### [Page]
=======
The secret to moist chicken (or any poultry) is brining. This is basically soaking the chicken in salt water for a few hours or even overnight. Fill a large pot with water....
Add salt - I'm using kosher salt because it's coarser which makes it dissolve better in water but less on the surface of the chicken.
Use 1.5-2 cups kosher salt per gallon of water. Or 1 cup of table salt to 1 gallon of water. You want enough water to cover the chicken. Stir well to dissolve the salt.
Put your chicken into the water. (Make sure you've removed the giblets from inside the chicken cavity!)
Cover and put into the refrigerator for a few hours or you can even let it sit overnight.
When you're ready to prepare the chicken, preheat the oven to 500°F. Dump out the water and pat dry the chicken.
Line a roasting or baking pan with foil. This is for easier clean up later.
I'm using a rack so that the skin of the chicken cooks evenly all around. But you can also place the chicken directly on the foil.
Slice up several clothes of garlic.
With your fingers separate the skin of the chicken from the meat. We're going to be putting some of our ingredients directly in here.
Slide your sprigs of fresh rosemary and slices of fresh garlic under the skin of the chicken. Put it in as far in as you can to cover as much of the chicken surface as you can.
=======
### [Data rows]
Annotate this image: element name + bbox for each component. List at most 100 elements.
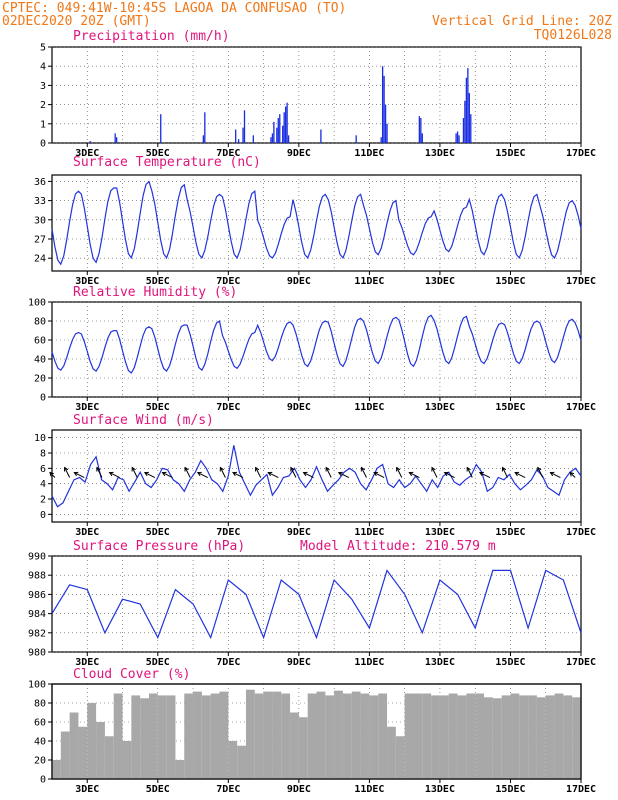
- precip-bar: [204, 112, 206, 143]
- wind-arrow-head: [290, 466, 295, 472]
- x-tick-label: 15DEC: [495, 784, 525, 795]
- wind-arrow-head: [466, 466, 471, 472]
- wind-arrow-head: [96, 466, 101, 472]
- cloud-bar: [228, 741, 238, 779]
- precip-bar: [284, 106, 287, 143]
- wind-arrow: [219, 467, 226, 478]
- precip-bar: [470, 114, 472, 143]
- cloud-bar: [554, 693, 564, 779]
- x-tick-label: 7DEC: [216, 657, 240, 668]
- wind-arrow: [49, 472, 56, 478]
- wind-arrow: [338, 472, 350, 478]
- cloud-bar: [519, 695, 529, 779]
- cloud-bar: [78, 726, 88, 779]
- wind-arrow-head: [478, 471, 484, 477]
- temperature-line: [51, 180, 582, 266]
- cloud-title: Cloud Cover (%): [73, 667, 190, 682]
- cloud-bar: [131, 695, 141, 779]
- x-tick-label: 17DEC: [566, 402, 596, 413]
- wind-arrow: [325, 467, 332, 478]
- plot-area: 0 1 2 3 4 5 3DEC 5DEC 7DEC 9DEC 11DEC 13DEC 15DEC 17D…: [28, 43, 596, 796]
- cloud-bar: [342, 693, 352, 779]
- wind-arrow: [197, 472, 208, 478]
- precip-bar: [455, 133, 457, 143]
- precip-bar: [277, 118, 279, 143]
- wind-arrow-head: [431, 466, 436, 472]
- cloud-bar: [96, 722, 105, 779]
- wind-arrow-head: [49, 471, 54, 477]
- wind-arrow: [569, 472, 576, 478]
- y-tick-label: 30: [34, 215, 46, 226]
- precip-bar: [320, 129, 322, 143]
- precip-bar: [383, 75, 385, 143]
- wind-arrow-head: [161, 471, 167, 477]
- x-tick-label: 3DEC: [75, 527, 99, 538]
- wind-arrow: [255, 467, 262, 478]
- precip-bar: [386, 123, 388, 143]
- cloud-bar: [263, 691, 273, 779]
- y-tick-label: 0: [40, 139, 46, 150]
- panel-frame: [51, 174, 582, 272]
- panel-2: 0 20 40 60 80 100 3DEC 5DEC 7DEC 9DEC 11DEC 13DEC 15…: [28, 298, 596, 414]
- x-tick-label: 15DEC: [495, 657, 525, 668]
- precip-bar: [89, 141, 91, 143]
- cloud-bar: [378, 693, 388, 779]
- wind-arrow-head: [360, 466, 366, 472]
- cloud-bar: [404, 693, 414, 779]
- y-tick-label: 80: [34, 317, 46, 328]
- precip-bar: [279, 114, 281, 143]
- precip-title: Precipitation (mm/h): [73, 29, 230, 44]
- cloud-bar: [219, 691, 229, 779]
- y-tick-label: 6: [40, 464, 46, 475]
- wind-arrow-head: [373, 471, 379, 477]
- x-tick-label: 17DEC: [566, 148, 596, 159]
- cloud-bar: [166, 695, 176, 779]
- x-tick-label: 17DEC: [566, 784, 596, 795]
- panel-4: 980 982 984 986 988 990 3DEC 5DEC 7DEC 9DEC 11DEC 1…: [28, 552, 596, 669]
- x-tick-label: 11DEC: [354, 784, 384, 795]
- cloud-bar: [201, 695, 211, 779]
- header-run-time: 02DEC2020 20Z (GMT): [2, 14, 151, 29]
- x-tick-label: 13DEC: [425, 657, 455, 668]
- wind-arrow-head: [569, 471, 575, 477]
- cloud-bar: [193, 691, 202, 779]
- precip-bar: [242, 127, 244, 143]
- wind-arrow: [514, 472, 526, 478]
- wind-arrow: [109, 472, 120, 478]
- y-tick-label: 100: [28, 298, 46, 309]
- cloud-bar: [492, 698, 502, 779]
- y-tick-label: 60: [34, 336, 46, 347]
- cloud-bar: [87, 703, 97, 779]
- cloud-bar: [210, 693, 220, 779]
- x-tick-label: 17DEC: [566, 276, 596, 287]
- wind-arrow-head: [443, 471, 449, 477]
- precip-bar: [468, 93, 470, 143]
- cloud-bar: [298, 717, 308, 779]
- wind-arrow: [232, 472, 244, 478]
- cloud-bar: [431, 695, 440, 779]
- wind-arrow: [502, 467, 508, 478]
- cloud-bar: [466, 693, 476, 779]
- precip-bar: [456, 131, 459, 143]
- y-tick-label: 80: [34, 699, 46, 710]
- y-tick-label: 0: [40, 775, 46, 786]
- y-tick-label: 40: [34, 737, 46, 748]
- wind-arrow: [268, 472, 279, 478]
- precip-bar: [235, 129, 237, 143]
- precip-bar: [237, 139, 240, 143]
- precip-bar: [252, 135, 254, 143]
- wind-arrow-head: [63, 466, 69, 472]
- precip-bar: [458, 135, 460, 143]
- model-altitude: Model Altitude: 210.579 m: [300, 539, 496, 554]
- cloud-bar: [563, 695, 573, 779]
- x-tick-label: 3DEC: [75, 402, 99, 413]
- y-tick-label: 40: [34, 355, 46, 366]
- x-tick-label: 11DEC: [354, 148, 384, 159]
- wind-arrow: [396, 467, 403, 478]
- y-tick-label: 982: [28, 628, 46, 639]
- precip-bar: [381, 66, 384, 143]
- wind-arrow: [64, 467, 71, 478]
- x-tick-label: 7DEC: [216, 276, 240, 287]
- precip-bar: [282, 125, 284, 143]
- wind-arrow: [550, 472, 561, 478]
=======
### [What to do]
A) In the chicken recipe, write out the part between "When you're ready" and "clean up later.", inclusive, substituting "large baking dish" for "roasting or baking pan".
B) Answer these about the chicken recipe:
(i) How much table salt goes in 1 gallon of water?
(ii) What temperature is the oven preheated to?
(iii) What goes under the skin of the chicken?

### [Solved problems]
A)
When you're ready to prepare the chicken, preheat the oven to 500°F. Dump out the water and pat dry the chicken.
Line a large baking dish with foil. This is for easier clean up later.

B)
(i) 1 cup
(ii) 500°F
(iii) Sprigs of fresh rosemary and slices of fresh garlic